STATED EXERCISE: Identify the lines that include the word "type", then copy all of them.

SUPPLIED MATERIAL:

^^^^^^^^^^^^^^^^

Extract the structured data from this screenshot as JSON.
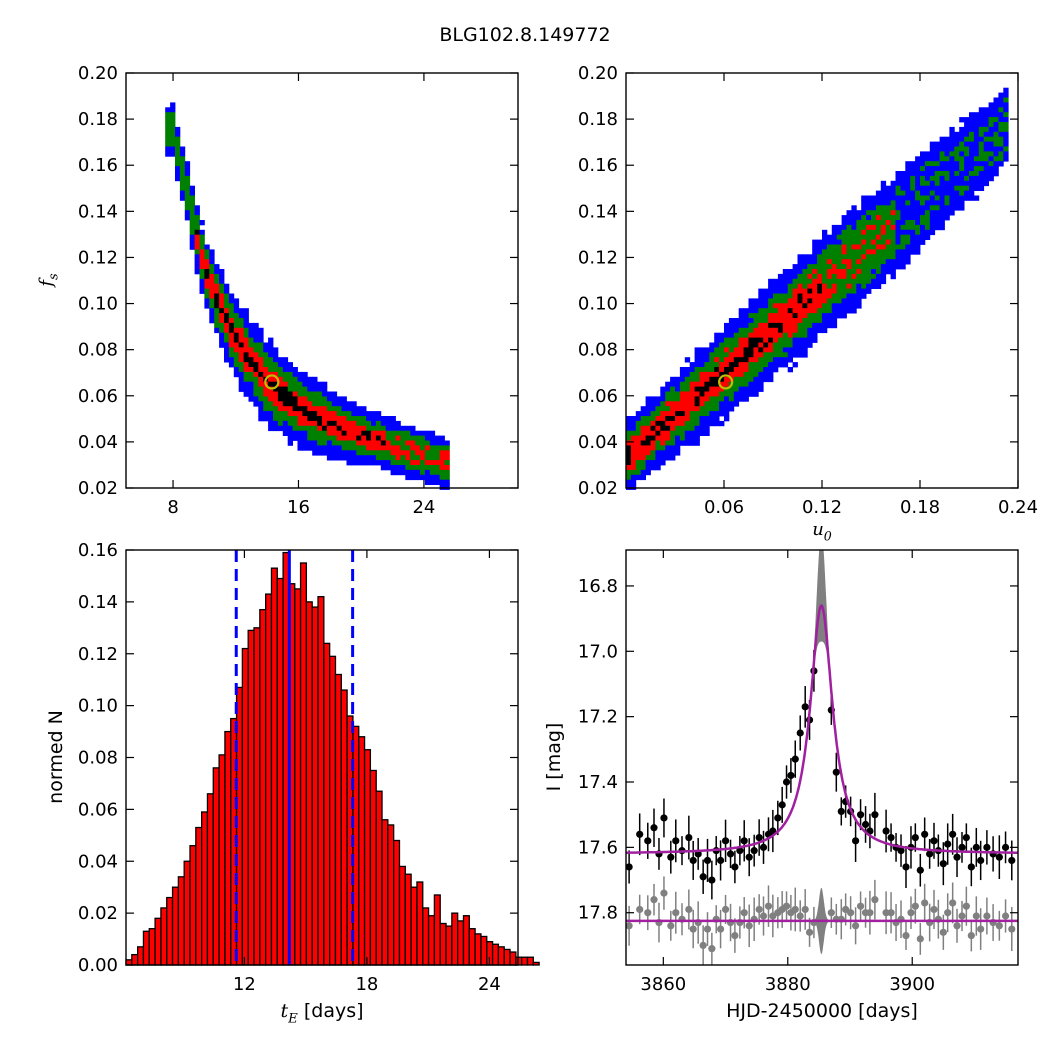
{
  "figure": {
    "title": "BLG102.8.149772"
  },
  "colors": {
    "sigma1": "#000000",
    "sigma2": "#ff0000",
    "sigma3": "#008000",
    "sigma4": "#0000ff",
    "marker": "#bfbf00",
    "hist_bar": "#ff0000",
    "hist_line": "#0000ff",
    "model_line": "#a020a0",
    "data_dark": "#000000",
    "data_grey": "#808080"
  },
  "chart_data": [
    {
      "id": "panel-tE-fs",
      "type": "heatmap",
      "xlabel": "",
      "ylabel": "f_s",
      "xlim": [
        5,
        30
      ],
      "ylim": [
        0.02,
        0.2
      ],
      "xticks": [
        8,
        16,
        24
      ],
      "yticks": [
        0.02,
        0.04,
        0.06,
        0.08,
        0.1,
        0.12,
        0.14,
        0.16,
        0.18,
        0.2
      ],
      "ytick_labels": [
        "0.02",
        "0.04",
        "0.06",
        "0.08",
        "0.10",
        "0.12",
        "0.14",
        "0.16",
        "0.18",
        "0.20"
      ],
      "levels": [
        "sigma1",
        "sigma2",
        "sigma3",
        "sigma4"
      ],
      "ridge_curve": [
        [
          8,
          0.175
        ],
        [
          9,
          0.145
        ],
        [
          10,
          0.115
        ],
        [
          11,
          0.098
        ],
        [
          12,
          0.085
        ],
        [
          13,
          0.075
        ],
        [
          14,
          0.066
        ],
        [
          15,
          0.06
        ],
        [
          16,
          0.055
        ],
        [
          17,
          0.051
        ],
        [
          18,
          0.048
        ],
        [
          20,
          0.043
        ],
        [
          22,
          0.038
        ],
        [
          24,
          0.034
        ],
        [
          25.5,
          0.031
        ]
      ],
      "best_fit": {
        "x": 14.3,
        "y": 0.066
      },
      "grid": false
    },
    {
      "id": "panel-u0-fs",
      "type": "heatmap",
      "xlabel": "u_0",
      "ylabel": "",
      "xlim": [
        0,
        0.24
      ],
      "ylim": [
        0.02,
        0.2
      ],
      "xticks": [
        0.06,
        0.12,
        0.18,
        0.24
      ],
      "xtick_labels": [
        "0.06",
        "0.12",
        "0.18",
        "0.24"
      ],
      "yticks": [
        0.02,
        0.04,
        0.06,
        0.08,
        0.1,
        0.12,
        0.14,
        0.16,
        0.18,
        0.2
      ],
      "ytick_labels": [
        "0.02",
        "0.04",
        "0.06",
        "0.08",
        "0.10",
        "0.12",
        "0.14",
        "0.16",
        "0.18",
        "0.20"
      ],
      "levels": [
        "sigma1",
        "sigma2",
        "sigma3",
        "sigma4"
      ],
      "ridge_line": {
        "x0": 0.0,
        "y0": 0.033,
        "x1": 0.23,
        "y1": 0.175
      },
      "best_fit": {
        "x": 0.061,
        "y": 0.066
      },
      "grid": false
    },
    {
      "id": "panel-tE-hist",
      "type": "bar",
      "xlabel": "t_E  [days]",
      "ylabel": "normed N",
      "xlim": [
        6.2,
        25.4
      ],
      "ylim": [
        0,
        0.16
      ],
      "xticks": [
        12,
        18,
        24
      ],
      "yticks": [
        0,
        0.02,
        0.04,
        0.06,
        0.08,
        0.1,
        0.12,
        0.14,
        0.16
      ],
      "ytick_labels": [
        "0.00",
        "0.02",
        "0.04",
        "0.06",
        "0.08",
        "0.10",
        "0.12",
        "0.14",
        "0.16"
      ],
      "bin_start": 6.2,
      "bin_width": 0.285,
      "values": [
        0.002,
        0.004,
        0.007,
        0.013,
        0.014,
        0.018,
        0.022,
        0.026,
        0.03,
        0.034,
        0.04,
        0.046,
        0.053,
        0.059,
        0.066,
        0.076,
        0.081,
        0.09,
        0.095,
        0.107,
        0.122,
        0.129,
        0.13,
        0.137,
        0.143,
        0.153,
        0.149,
        0.159,
        0.147,
        0.145,
        0.155,
        0.14,
        0.138,
        0.142,
        0.124,
        0.119,
        0.112,
        0.106,
        0.096,
        0.092,
        0.088,
        0.083,
        0.075,
        0.067,
        0.056,
        0.054,
        0.048,
        0.038,
        0.035,
        0.03,
        0.032,
        0.022,
        0.019,
        0.027,
        0.016,
        0.015,
        0.02,
        0.017,
        0.019,
        0.014,
        0.012,
        0.011,
        0.009,
        0.008,
        0.007,
        0.006,
        0.005,
        0.003,
        0.003,
        0.003,
        0.001
      ],
      "median": 14.2,
      "lower": 11.6,
      "upper": 17.3,
      "grid": false
    },
    {
      "id": "panel-lightcurve",
      "type": "line",
      "xlabel": "HJD-2450000 [days]",
      "ylabel": "I [mag]",
      "xlim": [
        3854,
        3917
      ],
      "ylim": [
        17.96,
        16.69
      ],
      "xticks": [
        3860,
        3880,
        3900
      ],
      "yticks": [
        16.8,
        17.0,
        17.2,
        17.4,
        17.6,
        17.8
      ],
      "ytick_labels": [
        "16.8",
        "17.0",
        "17.2",
        "17.4",
        "17.6",
        "17.8"
      ],
      "y_inverted": true,
      "model": {
        "t0": 3885.4,
        "baseline": 17.62,
        "peak": 16.86,
        "width": 2.2
      },
      "residual_baseline": 17.825,
      "series": [
        {
          "role": "data",
          "color": "data_dark",
          "x": [
            3854.5,
            3856.2,
            3857.5,
            3858.5,
            3859.3,
            3860.1,
            3861.2,
            3862.0,
            3863.0,
            3864.1,
            3864.8,
            3865.6,
            3866.4,
            3867.1,
            3867.8,
            3868.5,
            3869.2,
            3870.0,
            3870.8,
            3871.5,
            3872.3,
            3873.0,
            3873.8,
            3874.6,
            3875.4,
            3876.1,
            3876.9,
            3877.6,
            3878.4,
            3879.1,
            3879.8,
            3880.5,
            3881.2,
            3882.0,
            3882.8,
            3883.5,
            3884.2,
            3887.0,
            3887.8,
            3888.6,
            3889.3,
            3890.1,
            3890.9,
            3891.7,
            3892.5,
            3893.2,
            3894.0,
            3895.8,
            3896.6,
            3897.4,
            3898.2,
            3899.0,
            3899.8,
            3900.5,
            3901.3,
            3902.0,
            3902.8,
            3903.5,
            3904.2,
            3905.0,
            3905.7,
            3906.5,
            3907.2,
            3908.0,
            3908.7,
            3909.5,
            3910.3,
            3911.0,
            3912.0,
            3913.0,
            3914.0,
            3915.0,
            3916.0
          ],
          "y": [
            17.66,
            17.56,
            17.58,
            17.54,
            17.62,
            17.51,
            17.63,
            17.58,
            17.61,
            17.57,
            17.64,
            17.62,
            17.69,
            17.64,
            17.7,
            17.61,
            17.64,
            17.58,
            17.62,
            17.66,
            17.61,
            17.58,
            17.63,
            17.61,
            17.57,
            17.6,
            17.56,
            17.55,
            17.51,
            17.47,
            17.4,
            17.38,
            17.33,
            17.25,
            17.17,
            17.21,
            17.06,
            17.18,
            17.37,
            17.49,
            17.46,
            17.49,
            17.58,
            17.5,
            17.53,
            17.55,
            17.5,
            17.55,
            17.57,
            17.6,
            17.61,
            17.66,
            17.6,
            17.57,
            17.67,
            17.56,
            17.62,
            17.58,
            17.61,
            17.65,
            17.59,
            17.56,
            17.63,
            17.6,
            17.57,
            17.66,
            17.6,
            17.64,
            17.6,
            17.62,
            17.63,
            17.6,
            17.64
          ]
        },
        {
          "role": "residual",
          "color": "data_grey",
          "x": [
            3854.5,
            3856.2,
            3857.5,
            3858.5,
            3859.3,
            3860.1,
            3861.2,
            3862.0,
            3863.0,
            3864.1,
            3864.8,
            3865.6,
            3866.4,
            3867.1,
            3867.8,
            3868.5,
            3869.2,
            3870.0,
            3870.8,
            3871.5,
            3872.3,
            3873.0,
            3873.8,
            3874.6,
            3875.4,
            3876.1,
            3876.9,
            3877.6,
            3878.4,
            3879.1,
            3879.8,
            3880.5,
            3881.2,
            3882.0,
            3882.8,
            3883.5,
            3884.2,
            3887.0,
            3887.8,
            3888.6,
            3889.3,
            3890.1,
            3890.9,
            3891.7,
            3892.5,
            3893.2,
            3894.0,
            3895.8,
            3896.6,
            3897.4,
            3898.2,
            3899.0,
            3899.8,
            3900.5,
            3901.3,
            3902.0,
            3902.8,
            3903.5,
            3904.2,
            3905.0,
            3905.7,
            3906.5,
            3907.2,
            3908.0,
            3908.7,
            3909.5,
            3910.3,
            3911.0,
            3912.0,
            3913.0,
            3914.0,
            3915.0,
            3916.0
          ],
          "y": [
            17.84,
            17.79,
            17.8,
            17.76,
            17.83,
            17.74,
            17.84,
            17.8,
            17.82,
            17.79,
            17.85,
            17.83,
            17.9,
            17.85,
            17.91,
            17.82,
            17.85,
            17.79,
            17.83,
            17.87,
            17.83,
            17.8,
            17.84,
            17.82,
            17.79,
            17.81,
            17.78,
            17.81,
            17.8,
            17.79,
            17.78,
            17.8,
            17.79,
            17.81,
            17.79,
            17.86,
            17.83,
            17.8,
            17.82,
            17.82,
            17.79,
            17.8,
            17.84,
            17.78,
            17.8,
            17.8,
            17.76,
            17.8,
            17.8,
            17.83,
            17.82,
            17.87,
            17.8,
            17.78,
            17.88,
            17.77,
            17.83,
            17.79,
            17.82,
            17.86,
            17.8,
            17.77,
            17.84,
            17.81,
            17.78,
            17.87,
            17.81,
            17.85,
            17.81,
            17.83,
            17.84,
            17.81,
            17.85
          ]
        }
      ],
      "grid": false
    }
  ]
}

^^^^^^^^^^^^^^^^

FINAL ANSWER:
      "type": "heatmap",
      "type": "heatmap",
      "type": "bar",
      "type": "line",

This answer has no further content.